---------- Records provided ----------
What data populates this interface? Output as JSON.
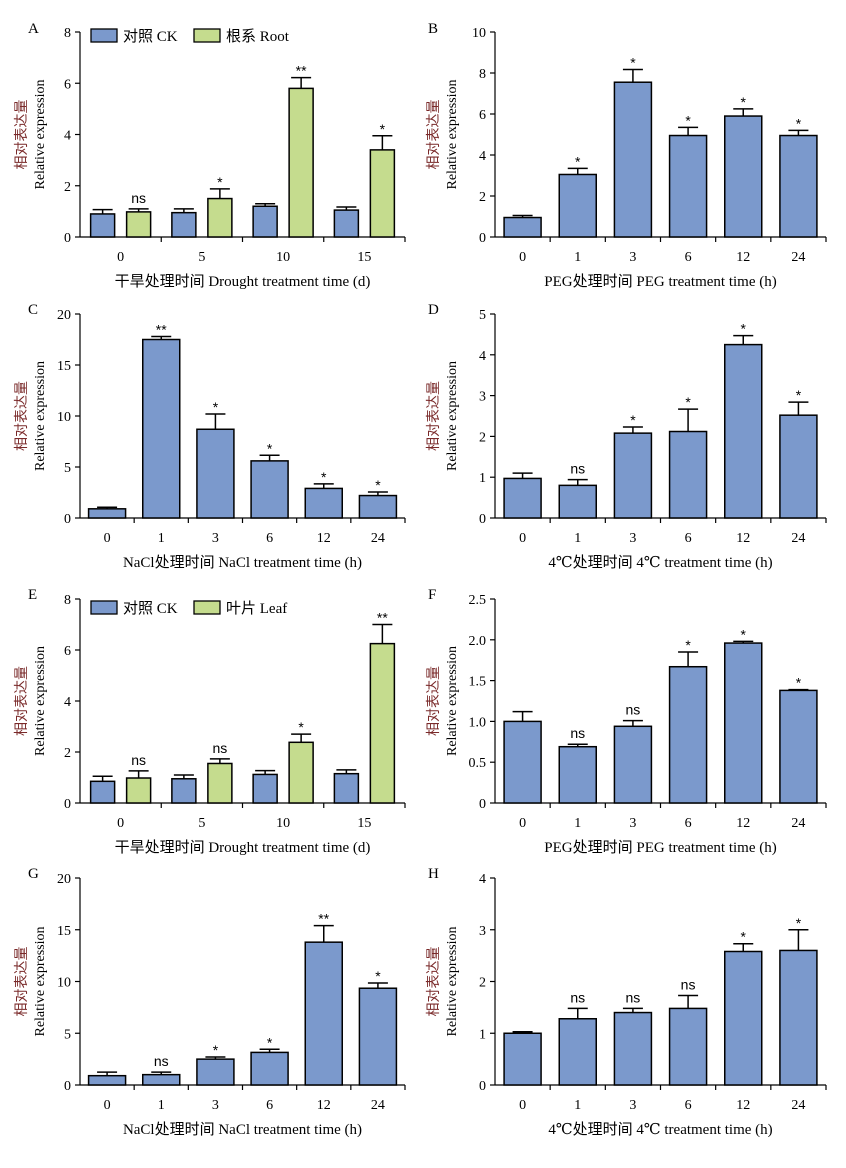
{
  "colors": {
    "ck": "#7b99cc",
    "treat": "#c5dc8e",
    "stroke": "#000000"
  },
  "chart_data": [
    {
      "panel": "A",
      "type": "bar",
      "categories": [
        "0",
        "5",
        "10",
        "15"
      ],
      "xlabel": "干旱处理时间 Drought treatment time (d)",
      "ylabel_cn": "相对表达量",
      "ylabel_en": "Relative expression",
      "ylim": [
        0,
        8
      ],
      "yticks": [
        "0",
        "2",
        "4",
        "6",
        "8"
      ],
      "legend": [
        "对照 CK",
        "根系 Root"
      ],
      "series": [
        {
          "name": "对照 CK",
          "values": [
            0.9,
            0.95,
            1.2,
            1.05
          ],
          "errors": [
            0.17,
            0.15,
            0.1,
            0.12
          ]
        },
        {
          "name": "根系 Root",
          "values": [
            0.98,
            1.5,
            5.8,
            3.4
          ],
          "errors": [
            0.12,
            0.38,
            0.42,
            0.55
          ]
        }
      ],
      "significance": [
        "ns",
        "*",
        "**",
        "*"
      ]
    },
    {
      "panel": "B",
      "type": "bar",
      "categories": [
        "0",
        "1",
        "3",
        "6",
        "12",
        "24"
      ],
      "xlabel": "PEG处理时间 PEG treatment time (h)",
      "ylabel_cn": "相对表达量",
      "ylabel_en": "Relative expression",
      "ylim": [
        0,
        10
      ],
      "yticks": [
        "0",
        "2",
        "4",
        "6",
        "8",
        "10"
      ],
      "values": [
        0.95,
        3.05,
        7.55,
        4.95,
        5.9,
        4.95
      ],
      "errors": [
        0.1,
        0.3,
        0.62,
        0.4,
        0.35,
        0.25
      ],
      "significance": [
        "",
        "*",
        "*",
        "*",
        "*",
        "*"
      ]
    },
    {
      "panel": "C",
      "type": "bar",
      "categories": [
        "0",
        "1",
        "3",
        "6",
        "12",
        "24"
      ],
      "xlabel": "NaCl处理时间 NaCl treatment time (h)",
      "ylabel_cn": "相对表达量",
      "ylabel_en": "Relative expression",
      "ylim": [
        0,
        20
      ],
      "yticks": [
        "0",
        "5",
        "10",
        "15",
        "20"
      ],
      "values": [
        0.9,
        17.5,
        8.7,
        5.6,
        2.9,
        2.2
      ],
      "errors": [
        0.15,
        0.3,
        1.5,
        0.55,
        0.45,
        0.35
      ],
      "significance": [
        "",
        "**",
        "*",
        "*",
        "*",
        "*"
      ]
    },
    {
      "panel": "D",
      "type": "bar",
      "categories": [
        "0",
        "1",
        "3",
        "6",
        "12",
        "24"
      ],
      "xlabel": "4℃处理时间 4℃ treatment time (h)",
      "ylabel_cn": "相对表达量",
      "ylabel_en": "Relative expression",
      "ylim": [
        0,
        5
      ],
      "yticks": [
        "0",
        "1",
        "2",
        "3",
        "4",
        "5"
      ],
      "values": [
        0.97,
        0.8,
        2.08,
        2.12,
        4.25,
        2.52
      ],
      "errors": [
        0.13,
        0.14,
        0.15,
        0.55,
        0.22,
        0.32
      ],
      "significance": [
        "",
        "ns",
        "*",
        "*",
        "*",
        "*"
      ]
    },
    {
      "panel": "E",
      "type": "bar",
      "categories": [
        "0",
        "5",
        "10",
        "15"
      ],
      "xlabel": "干旱处理时间 Drought treatment time (d)",
      "ylabel_cn": "相对表达量",
      "ylabel_en": "Relative expression",
      "ylim": [
        0,
        8
      ],
      "yticks": [
        "0",
        "2",
        "4",
        "6",
        "8"
      ],
      "legend": [
        "对照 CK",
        "叶片 Leaf"
      ],
      "series": [
        {
          "name": "对照 CK",
          "values": [
            0.85,
            0.95,
            1.12,
            1.15
          ],
          "errors": [
            0.2,
            0.15,
            0.15,
            0.15
          ]
        },
        {
          "name": "叶片 Leaf",
          "values": [
            0.98,
            1.55,
            2.38,
            6.25
          ],
          "errors": [
            0.28,
            0.18,
            0.32,
            0.75
          ]
        }
      ],
      "significance": [
        "ns",
        "ns",
        "*",
        "**"
      ]
    },
    {
      "panel": "F",
      "type": "bar",
      "categories": [
        "0",
        "1",
        "3",
        "6",
        "12",
        "24"
      ],
      "xlabel": "PEG处理时间 PEG treatment time (h)",
      "ylabel_cn": "相对表达量",
      "ylabel_en": "Relative expression",
      "ylim": [
        0,
        2.5
      ],
      "yticks": [
        "0",
        "0.5",
        "1.0",
        "1.5",
        "2.0",
        "2.5"
      ],
      "values": [
        1.0,
        0.69,
        0.94,
        1.67,
        1.96,
        1.38
      ],
      "errors": [
        0.12,
        0.03,
        0.07,
        0.18,
        0.02,
        0.01
      ],
      "significance": [
        "",
        "ns",
        "ns",
        "*",
        "*",
        "*"
      ]
    },
    {
      "panel": "G",
      "type": "bar",
      "categories": [
        "0",
        "1",
        "3",
        "6",
        "12",
        "24"
      ],
      "xlabel": "NaCl处理时间 NaCl treatment time (h)",
      "ylabel_cn": "相对表达量",
      "ylabel_en": "Relative expression",
      "ylim": [
        0,
        20
      ],
      "yticks": [
        "0",
        "5",
        "10",
        "15",
        "20"
      ],
      "values": [
        0.9,
        1.0,
        2.5,
        3.15,
        13.8,
        9.35
      ],
      "errors": [
        0.35,
        0.25,
        0.2,
        0.3,
        1.6,
        0.5
      ],
      "significance": [
        "",
        "ns",
        "*",
        "*",
        "**",
        "*"
      ]
    },
    {
      "panel": "H",
      "type": "bar",
      "categories": [
        "0",
        "1",
        "3",
        "6",
        "12",
        "24"
      ],
      "xlabel": "4℃处理时间 4℃ treatment time (h)",
      "ylabel_cn": "相对表达量",
      "ylabel_en": "Relative expression",
      "ylim": [
        0,
        4
      ],
      "yticks": [
        "0",
        "1",
        "2",
        "3",
        "4"
      ],
      "values": [
        1.0,
        1.28,
        1.4,
        1.48,
        2.58,
        2.6
      ],
      "errors": [
        0.03,
        0.2,
        0.08,
        0.25,
        0.15,
        0.4
      ],
      "significance": [
        "",
        "ns",
        "ns",
        "ns",
        "*",
        "*"
      ]
    }
  ]
}
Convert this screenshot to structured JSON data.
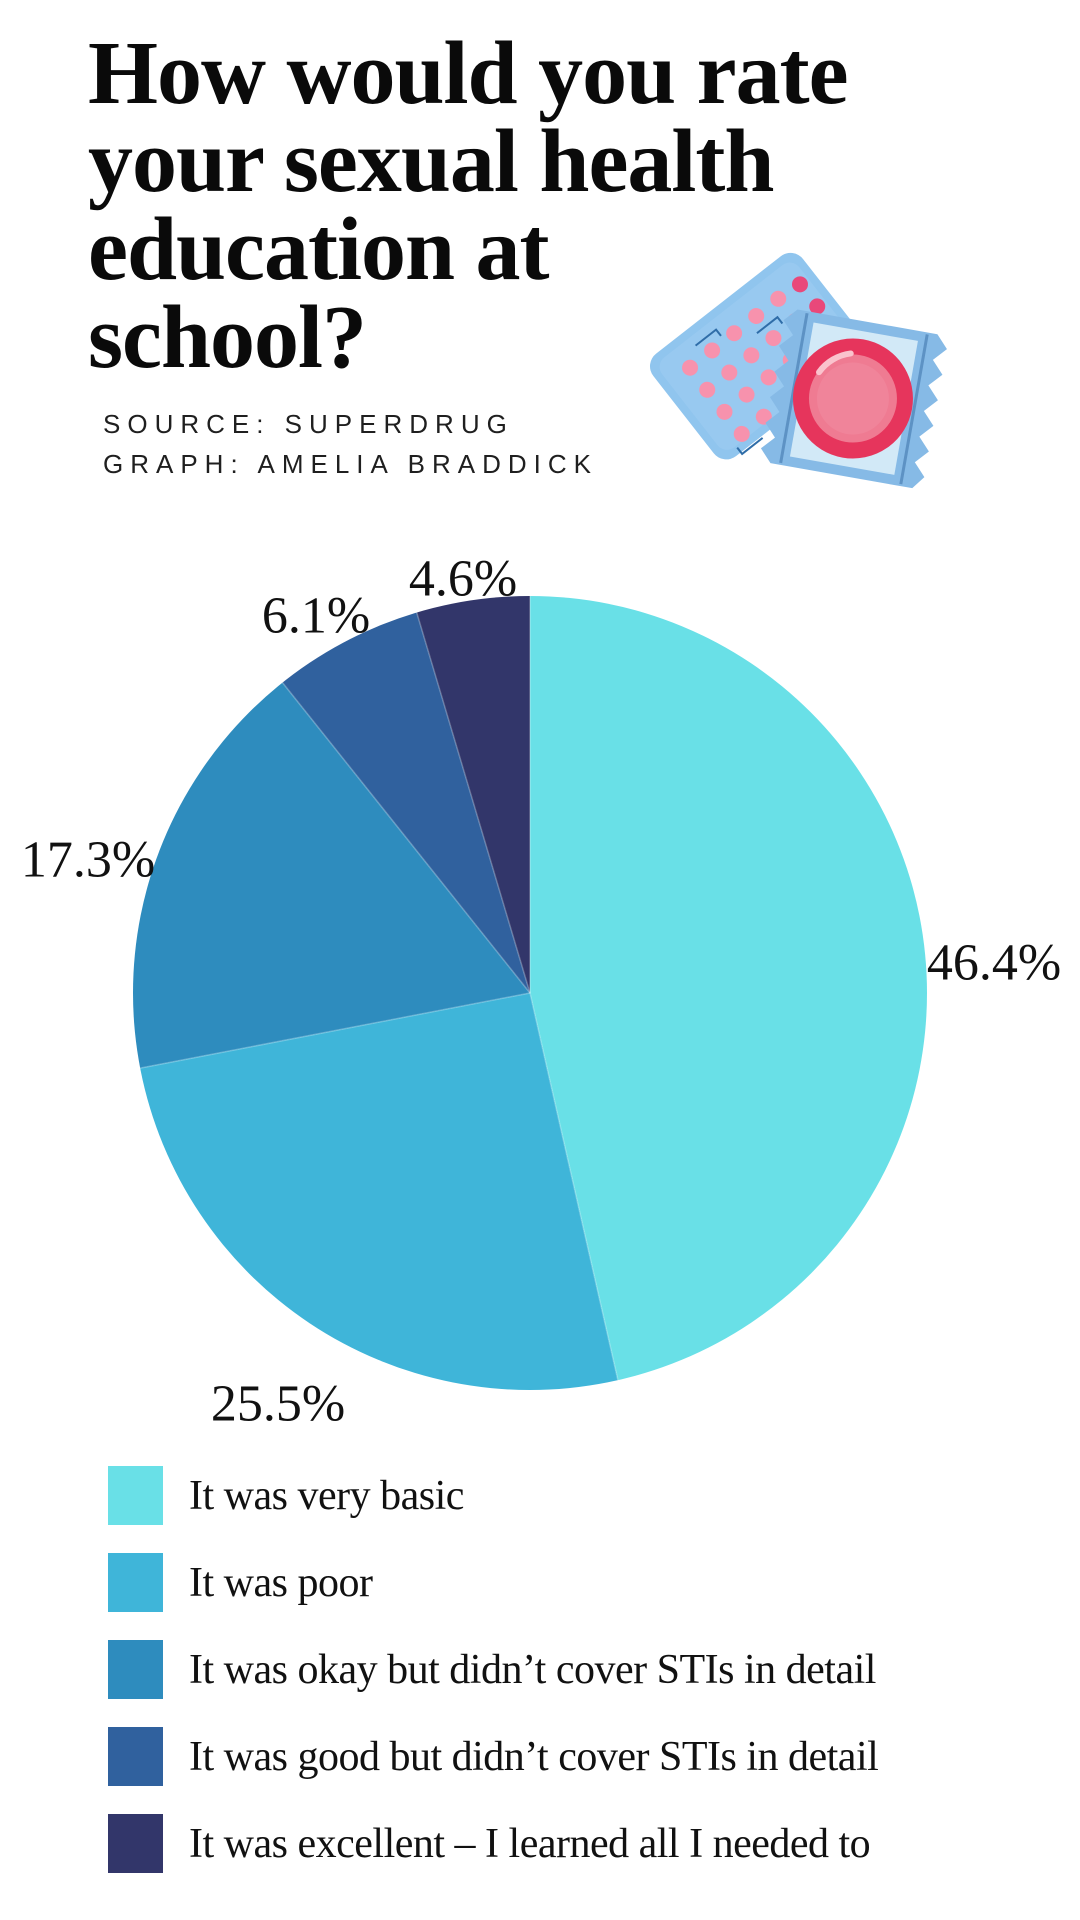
----------
Set task »
Repeat the data in full and exactly. Omit pictures.

Solution below »
What data populates this interface? Output as JSON.
{
  "colors": {
    "ck": "#7b99cc",
    "treat": "#c5dc8e",
    "stroke": "#000000"
  },
  "chart_data": [
    {
      "panel": "A",
      "type": "bar",
      "categories": [
        "0",
        "5",
        "10",
        "15"
      ],
      "xlabel": "干旱处理时间 Drought treatment time (d)",
      "ylabel_cn": "相对表达量",
      "ylabel_en": "Relative expression",
      "ylim": [
        0,
        8
      ],
      "yticks": [
        "0",
        "2",
        "4",
        "6",
        "8"
      ],
      "legend": [
        "对照 CK",
        "根系 Root"
      ],
      "series": [
        {
          "name": "对照 CK",
          "values": [
            0.9,
            0.95,
            1.2,
            1.05
          ],
          "errors": [
            0.17,
            0.15,
            0.1,
            0.12
          ]
        },
        {
          "name": "根系 Root",
          "values": [
            0.98,
            1.5,
            5.8,
            3.4
          ],
          "errors": [
            0.12,
            0.38,
            0.42,
            0.55
          ]
        }
      ],
      "significance": [
        "ns",
        "*",
        "**",
        "*"
      ]
    },
    {
      "panel": "B",
      "type": "bar",
      "categories": [
        "0",
        "1",
        "3",
        "6",
        "12",
        "24"
      ],
      "xlabel": "PEG处理时间 PEG treatment time (h)",
      "ylabel_cn": "相对表达量",
      "ylabel_en": "Relative expression",
      "ylim": [
        0,
        10
      ],
      "yticks": [
        "0",
        "2",
        "4",
        "6",
        "8",
        "10"
      ],
      "values": [
        0.95,
        3.05,
        7.55,
        4.95,
        5.9,
        4.95
      ],
      "errors": [
        0.1,
        0.3,
        0.62,
        0.4,
        0.35,
        0.25
      ],
      "significance": [
        "",
        "*",
        "*",
        "*",
        "*",
        "*"
      ]
    },
    {
      "panel": "C",
      "type": "bar",
      "categories": [
        "0",
        "1",
        "3",
        "6",
        "12",
        "24"
      ],
      "xlabel": "NaCl处理时间 NaCl treatment time (h)",
      "ylabel_cn": "相对表达量",
      "ylabel_en": "Relative expression",
      "ylim": [
        0,
        20
      ],
      "yticks": [
        "0",
        "5",
        "10",
        "15",
        "20"
      ],
      "values": [
        0.9,
        17.5,
        8.7,
        5.6,
        2.9,
        2.2
      ],
      "errors": [
        0.15,
        0.3,
        1.5,
        0.55,
        0.45,
        0.35
      ],
      "significance": [
        "",
        "**",
        "*",
        "*",
        "*",
        "*"
      ]
    },
    {
      "panel": "D",
      "type": "bar",
      "categories": [
        "0",
        "1",
        "3",
        "6",
        "12",
        "24"
      ],
      "xlabel": "4℃处理时间 4℃ treatment time (h)",
      "ylabel_cn": "相对表达量",
      "ylabel_en": "Relative expression",
      "ylim": [
        0,
        5
      ],
      "yticks": [
        "0",
        "1",
        "2",
        "3",
        "4",
        "5"
      ],
      "values": [
        0.97,
        0.8,
        2.08,
        2.12,
        4.25,
        2.52
      ],
      "errors": [
        0.13,
        0.14,
        0.15,
        0.55,
        0.22,
        0.32
      ],
      "significance": [
        "",
        "ns",
        "*",
        "*",
        "*",
        "*"
      ]
    },
    {
      "panel": "E",
      "type": "bar",
      "categories": [
        "0",
        "5",
        "10",
        "15"
      ],
      "xlabel": "干旱处理时间 Drought treatment time (d)",
      "ylabel_cn": "相对表达量",
      "ylabel_en": "Relative expression",
      "ylim": [
        0,
        8
      ],
      "yticks": [
        "0",
        "2",
        "4",
        "6",
        "8"
      ],
      "legend": [
        "对照 CK",
        "叶片 Leaf"
      ],
      "series": [
        {
          "name": "对照 CK",
          "values": [
            0.85,
            0.95,
            1.12,
            1.15
          ],
          "errors": [
            0.2,
            0.15,
            0.15,
            0.15
          ]
        },
        {
          "name": "叶片 Leaf",
          "values": [
            0.98,
            1.55,
            2.38,
            6.25
          ],
          "errors": [
            0.28,
            0.18,
            0.32,
            0.75
          ]
        }
      ],
      "significance": [
        "ns",
        "ns",
        "*",
        "**"
      ]
    },
    {
      "panel": "F",
      "type": "bar",
      "categories": [
        "0",
        "1",
        "3",
        "6",
        "12",
        "24"
      ],
      "xlabel": "PEG处理时间 PEG treatment time (h)",
      "ylabel_cn": "相对表达量",
      "ylabel_en": "Relative expression",
      "ylim": [
        0,
        2.5
      ],
      "yticks": [
        "0",
        "0.5",
        "1.0",
        "1.5",
        "2.0",
        "2.5"
      ],
      "values": [
        1.0,
        0.69,
        0.94,
        1.67,
        1.96,
        1.38
      ],
      "errors": [
        0.12,
        0.03,
        0.07,
        0.18,
        0.02,
        0.01
      ],
      "significance": [
        "",
        "ns",
        "ns",
        "*",
        "*",
        "*"
      ]
    },
    {
      "panel": "G",
      "type": "bar",
      "categories": [
        "0",
        "1",
        "3",
        "6",
        "12",
        "24"
      ],
      "xlabel": "NaCl处理时间 NaCl treatment time (h)",
      "ylabel_cn": "相对表达量",
      "ylabel_en": "Relative expression",
      "ylim": [
        0,
        20
      ],
      "yticks": [
        "0",
        "5",
        "10",
        "15",
        "20"
      ],
      "values": [
        0.9,
        1.0,
        2.5,
        3.15,
        13.8,
        9.35
      ],
      "errors": [
        0.35,
        0.25,
        0.2,
        0.3,
        1.6,
        0.5
      ],
      "significance": [
        "",
        "ns",
        "*",
        "*",
        "**",
        "*"
      ]
    },
    {
      "panel": "H",
      "type": "bar",
      "categories": [
        "0",
        "1",
        "3",
        "6",
        "12",
        "24"
      ],
      "xlabel": "4℃处理时间 4℃ treatment time (h)",
      "ylabel_cn": "相对表达量",
      "ylabel_en": "Relative expression",
      "ylim": [
        0,
        4
      ],
      "yticks": [
        "0",
        "1",
        "2",
        "3",
        "4"
      ],
      "values": [
        1.0,
        1.28,
        1.4,
        1.48,
        2.58,
        2.6
      ],
      "errors": [
        0.03,
        0.2,
        0.08,
        0.25,
        0.15,
        0.4
      ],
      "significance": [
        "",
        "ns",
        "ns",
        "ns",
        "*",
        "*"
      ]
    }
  ]
}
Convert this screenshot to structured JSON data.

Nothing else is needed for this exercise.